▸ RECORD EXTRACTS
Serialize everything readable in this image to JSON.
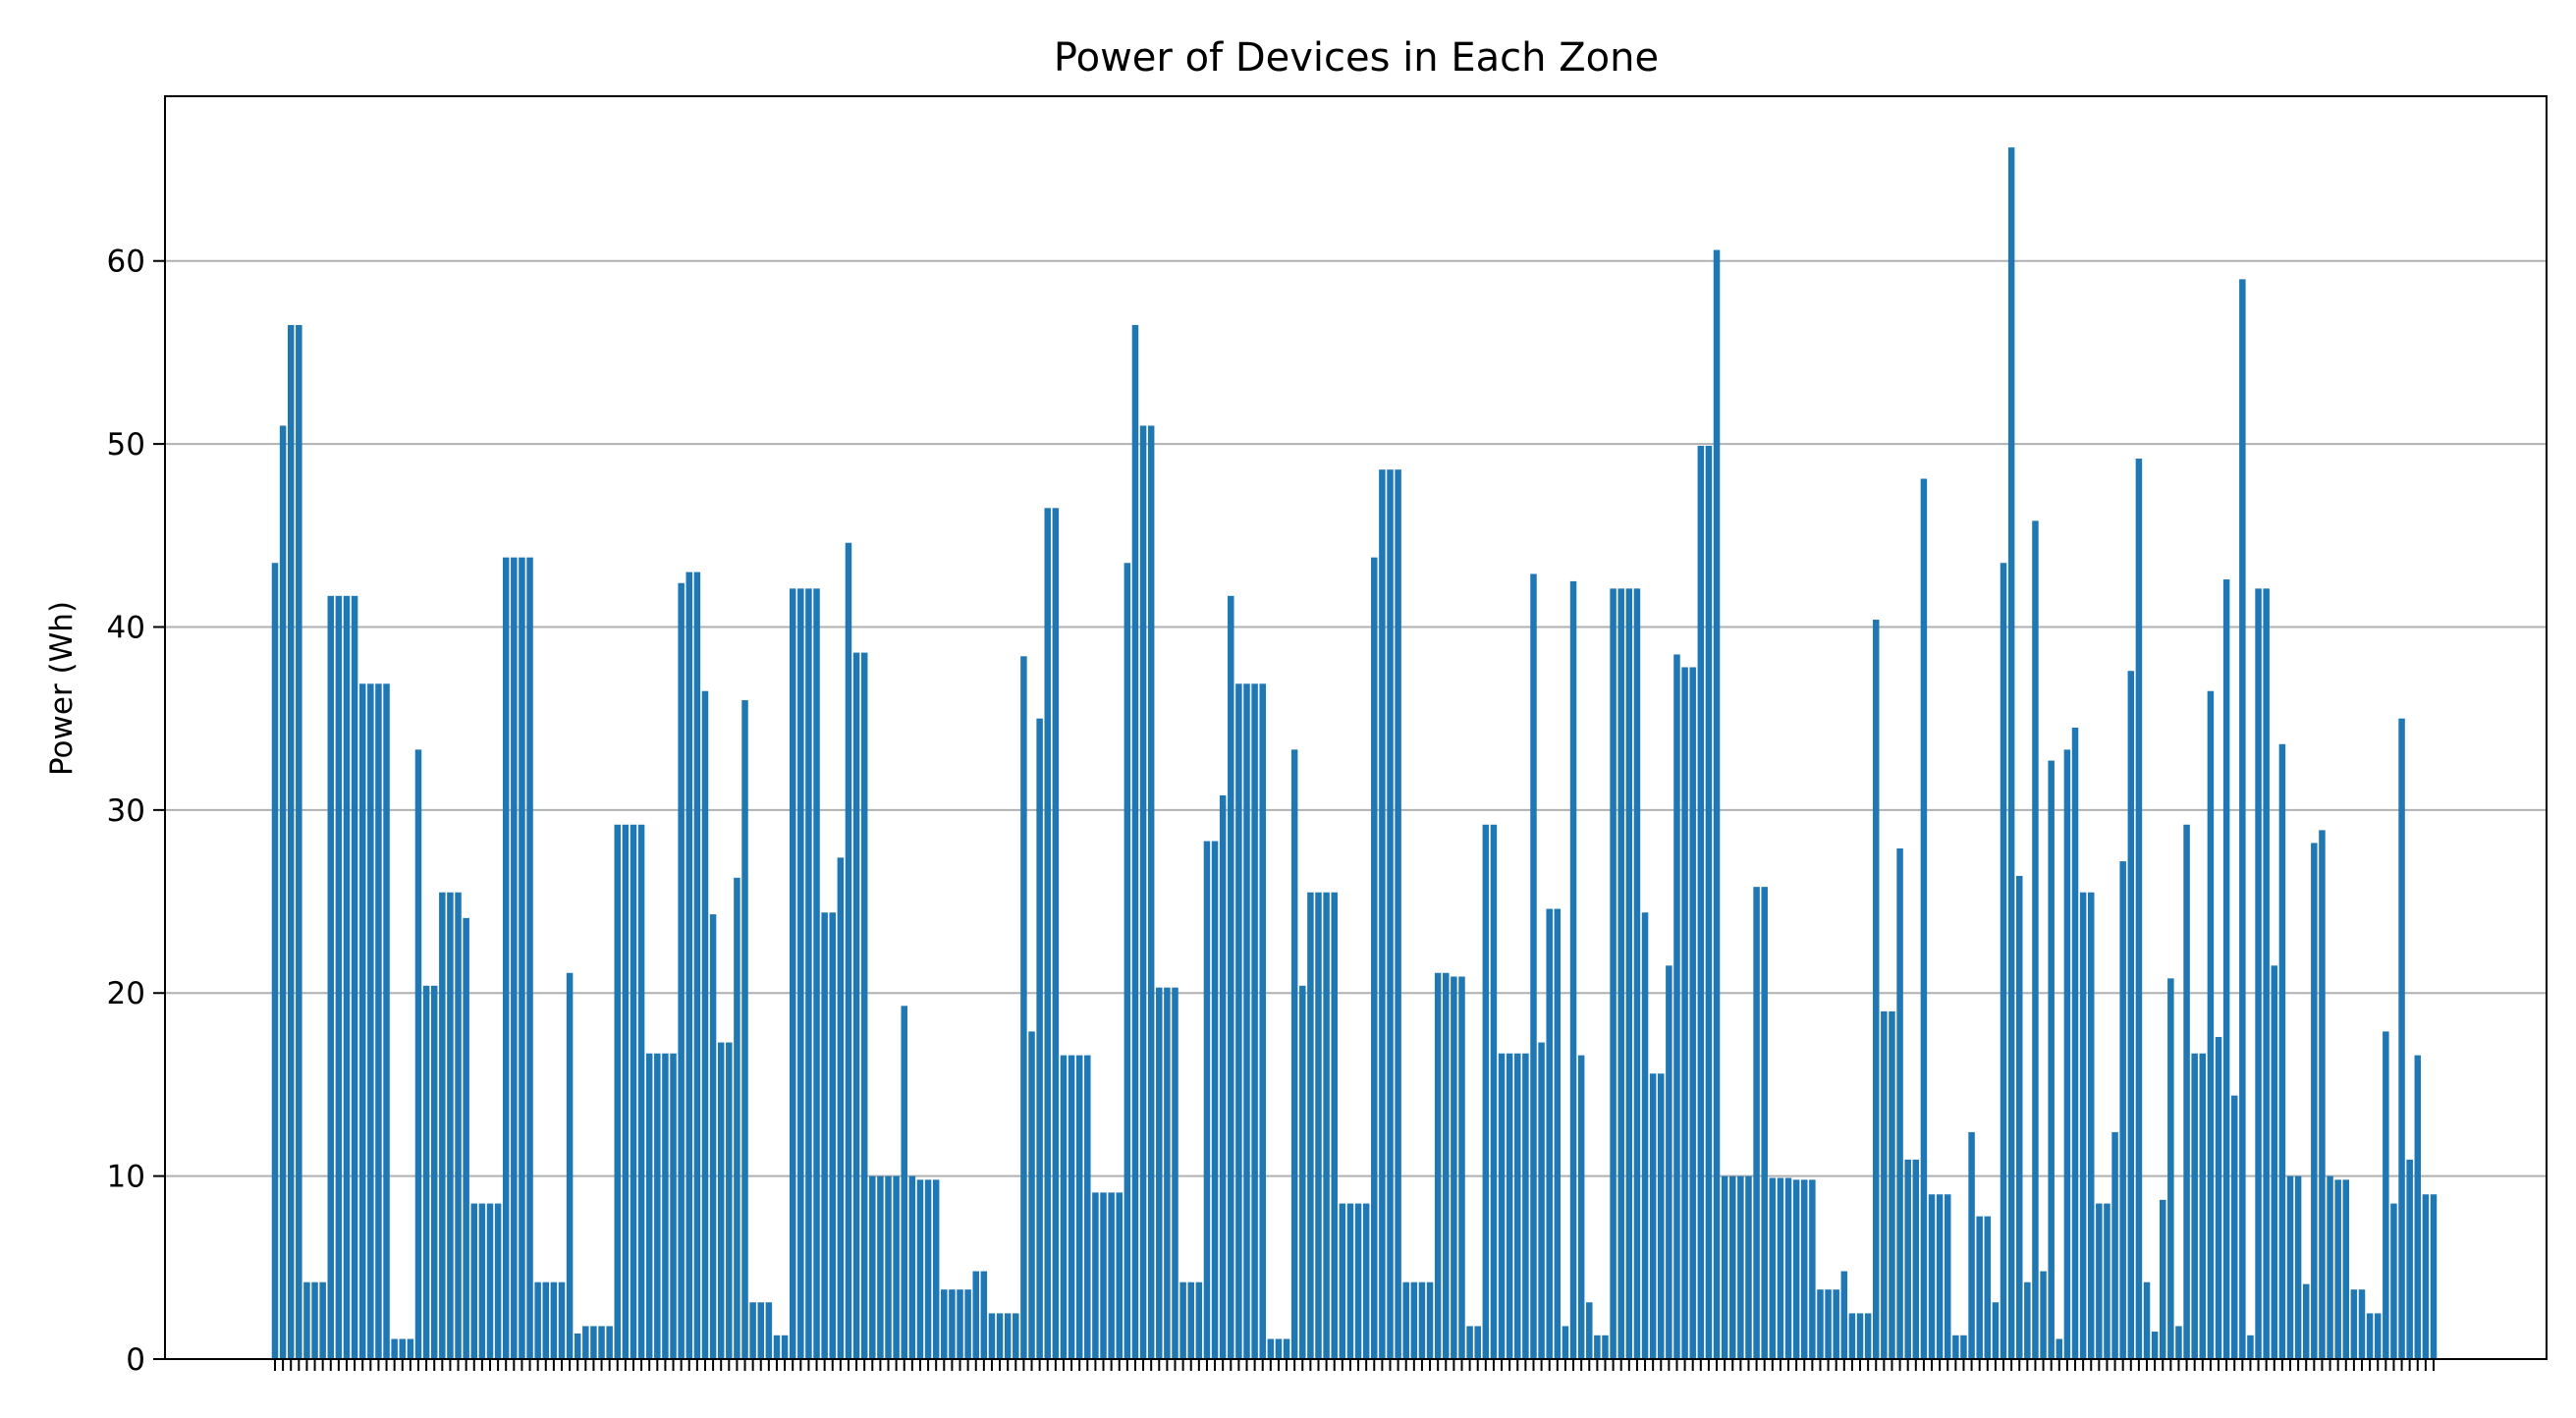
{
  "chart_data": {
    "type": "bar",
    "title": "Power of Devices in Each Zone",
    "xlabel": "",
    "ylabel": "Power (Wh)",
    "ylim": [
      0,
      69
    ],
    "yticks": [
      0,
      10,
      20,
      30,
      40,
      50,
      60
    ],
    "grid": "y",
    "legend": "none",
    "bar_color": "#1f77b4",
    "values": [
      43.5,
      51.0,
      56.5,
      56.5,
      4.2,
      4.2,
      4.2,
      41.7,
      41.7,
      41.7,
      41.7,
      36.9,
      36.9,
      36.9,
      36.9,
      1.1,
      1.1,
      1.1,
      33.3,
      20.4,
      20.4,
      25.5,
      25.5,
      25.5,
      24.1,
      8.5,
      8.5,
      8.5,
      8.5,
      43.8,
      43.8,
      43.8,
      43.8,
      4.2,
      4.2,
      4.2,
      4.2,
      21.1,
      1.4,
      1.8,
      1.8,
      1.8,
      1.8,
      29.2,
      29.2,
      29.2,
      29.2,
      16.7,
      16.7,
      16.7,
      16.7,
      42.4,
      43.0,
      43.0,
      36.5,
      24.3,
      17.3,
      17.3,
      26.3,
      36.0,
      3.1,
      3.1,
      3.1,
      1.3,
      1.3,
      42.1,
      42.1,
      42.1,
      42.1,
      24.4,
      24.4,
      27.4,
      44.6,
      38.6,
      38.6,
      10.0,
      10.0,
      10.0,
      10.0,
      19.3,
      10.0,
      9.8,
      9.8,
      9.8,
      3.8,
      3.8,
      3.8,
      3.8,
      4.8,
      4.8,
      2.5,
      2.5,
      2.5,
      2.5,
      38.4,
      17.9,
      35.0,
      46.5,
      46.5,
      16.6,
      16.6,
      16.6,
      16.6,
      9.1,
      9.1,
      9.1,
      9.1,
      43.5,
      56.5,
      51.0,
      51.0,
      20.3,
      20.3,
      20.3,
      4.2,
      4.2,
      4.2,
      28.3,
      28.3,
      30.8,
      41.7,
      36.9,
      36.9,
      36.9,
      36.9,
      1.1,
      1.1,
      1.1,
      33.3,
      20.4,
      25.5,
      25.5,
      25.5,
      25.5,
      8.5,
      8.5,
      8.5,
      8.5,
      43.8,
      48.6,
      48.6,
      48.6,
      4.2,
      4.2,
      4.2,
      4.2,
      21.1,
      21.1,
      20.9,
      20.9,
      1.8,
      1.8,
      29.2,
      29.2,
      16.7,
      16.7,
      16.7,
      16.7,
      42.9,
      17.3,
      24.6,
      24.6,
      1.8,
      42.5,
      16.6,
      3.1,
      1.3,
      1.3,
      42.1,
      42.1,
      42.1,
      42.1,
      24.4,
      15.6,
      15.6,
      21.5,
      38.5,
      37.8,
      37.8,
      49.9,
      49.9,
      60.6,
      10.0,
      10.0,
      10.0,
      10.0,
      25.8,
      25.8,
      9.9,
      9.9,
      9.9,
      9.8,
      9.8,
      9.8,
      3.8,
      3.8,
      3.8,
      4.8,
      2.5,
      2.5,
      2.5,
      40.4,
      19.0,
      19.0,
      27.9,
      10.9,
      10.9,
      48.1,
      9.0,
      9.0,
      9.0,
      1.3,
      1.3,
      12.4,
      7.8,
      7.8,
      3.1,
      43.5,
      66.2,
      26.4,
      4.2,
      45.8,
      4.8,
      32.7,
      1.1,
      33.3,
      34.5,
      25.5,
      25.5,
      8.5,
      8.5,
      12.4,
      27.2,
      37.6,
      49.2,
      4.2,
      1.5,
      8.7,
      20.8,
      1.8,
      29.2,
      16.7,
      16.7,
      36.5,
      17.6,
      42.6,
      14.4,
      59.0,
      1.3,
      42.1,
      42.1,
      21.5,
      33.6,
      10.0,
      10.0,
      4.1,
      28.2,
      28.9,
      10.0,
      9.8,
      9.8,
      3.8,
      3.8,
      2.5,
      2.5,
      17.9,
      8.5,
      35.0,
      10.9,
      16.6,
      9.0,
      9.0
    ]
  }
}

▸ WHAT IS ASKED
Restate the full listing verbatim and drop every picture.

▸ TASK RESPONSE
Serialize everything readable in this image to JSON.
{
  "chart_data": {
    "type": "bar",
    "title": "Power of Devices in Each Zone",
    "xlabel": "",
    "ylabel": "Power (Wh)",
    "ylim": [
      0,
      69
    ],
    "yticks": [
      0,
      10,
      20,
      30,
      40,
      50,
      60
    ],
    "grid": "y",
    "legend": "none",
    "bar_color": "#1f77b4",
    "values": [
      43.5,
      51.0,
      56.5,
      56.5,
      4.2,
      4.2,
      4.2,
      41.7,
      41.7,
      41.7,
      41.7,
      36.9,
      36.9,
      36.9,
      36.9,
      1.1,
      1.1,
      1.1,
      33.3,
      20.4,
      20.4,
      25.5,
      25.5,
      25.5,
      24.1,
      8.5,
      8.5,
      8.5,
      8.5,
      43.8,
      43.8,
      43.8,
      43.8,
      4.2,
      4.2,
      4.2,
      4.2,
      21.1,
      1.4,
      1.8,
      1.8,
      1.8,
      1.8,
      29.2,
      29.2,
      29.2,
      29.2,
      16.7,
      16.7,
      16.7,
      16.7,
      42.4,
      43.0,
      43.0,
      36.5,
      24.3,
      17.3,
      17.3,
      26.3,
      36.0,
      3.1,
      3.1,
      3.1,
      1.3,
      1.3,
      42.1,
      42.1,
      42.1,
      42.1,
      24.4,
      24.4,
      27.4,
      44.6,
      38.6,
      38.6,
      10.0,
      10.0,
      10.0,
      10.0,
      19.3,
      10.0,
      9.8,
      9.8,
      9.8,
      3.8,
      3.8,
      3.8,
      3.8,
      4.8,
      4.8,
      2.5,
      2.5,
      2.5,
      2.5,
      38.4,
      17.9,
      35.0,
      46.5,
      46.5,
      16.6,
      16.6,
      16.6,
      16.6,
      9.1,
      9.1,
      9.1,
      9.1,
      43.5,
      56.5,
      51.0,
      51.0,
      20.3,
      20.3,
      20.3,
      4.2,
      4.2,
      4.2,
      28.3,
      28.3,
      30.8,
      41.7,
      36.9,
      36.9,
      36.9,
      36.9,
      1.1,
      1.1,
      1.1,
      33.3,
      20.4,
      25.5,
      25.5,
      25.5,
      25.5,
      8.5,
      8.5,
      8.5,
      8.5,
      43.8,
      48.6,
      48.6,
      48.6,
      4.2,
      4.2,
      4.2,
      4.2,
      21.1,
      21.1,
      20.9,
      20.9,
      1.8,
      1.8,
      29.2,
      29.2,
      16.7,
      16.7,
      16.7,
      16.7,
      42.9,
      17.3,
      24.6,
      24.6,
      1.8,
      42.5,
      16.6,
      3.1,
      1.3,
      1.3,
      42.1,
      42.1,
      42.1,
      42.1,
      24.4,
      15.6,
      15.6,
      21.5,
      38.5,
      37.8,
      37.8,
      49.9,
      49.9,
      60.6,
      10.0,
      10.0,
      10.0,
      10.0,
      25.8,
      25.8,
      9.9,
      9.9,
      9.9,
      9.8,
      9.8,
      9.8,
      3.8,
      3.8,
      3.8,
      4.8,
      2.5,
      2.5,
      2.5,
      40.4,
      19.0,
      19.0,
      27.9,
      10.9,
      10.9,
      48.1,
      9.0,
      9.0,
      9.0,
      1.3,
      1.3,
      12.4,
      7.8,
      7.8,
      3.1,
      43.5,
      66.2,
      26.4,
      4.2,
      45.8,
      4.8,
      32.7,
      1.1,
      33.3,
      34.5,
      25.5,
      25.5,
      8.5,
      8.5,
      12.4,
      27.2,
      37.6,
      49.2,
      4.2,
      1.5,
      8.7,
      20.8,
      1.8,
      29.2,
      16.7,
      16.7,
      36.5,
      17.6,
      42.6,
      14.4,
      59.0,
      1.3,
      42.1,
      42.1,
      21.5,
      33.6,
      10.0,
      10.0,
      4.1,
      28.2,
      28.9,
      10.0,
      9.8,
      9.8,
      3.8,
      3.8,
      2.5,
      2.5,
      17.9,
      8.5,
      35.0,
      10.9,
      16.6,
      9.0,
      9.0
    ]
  }
}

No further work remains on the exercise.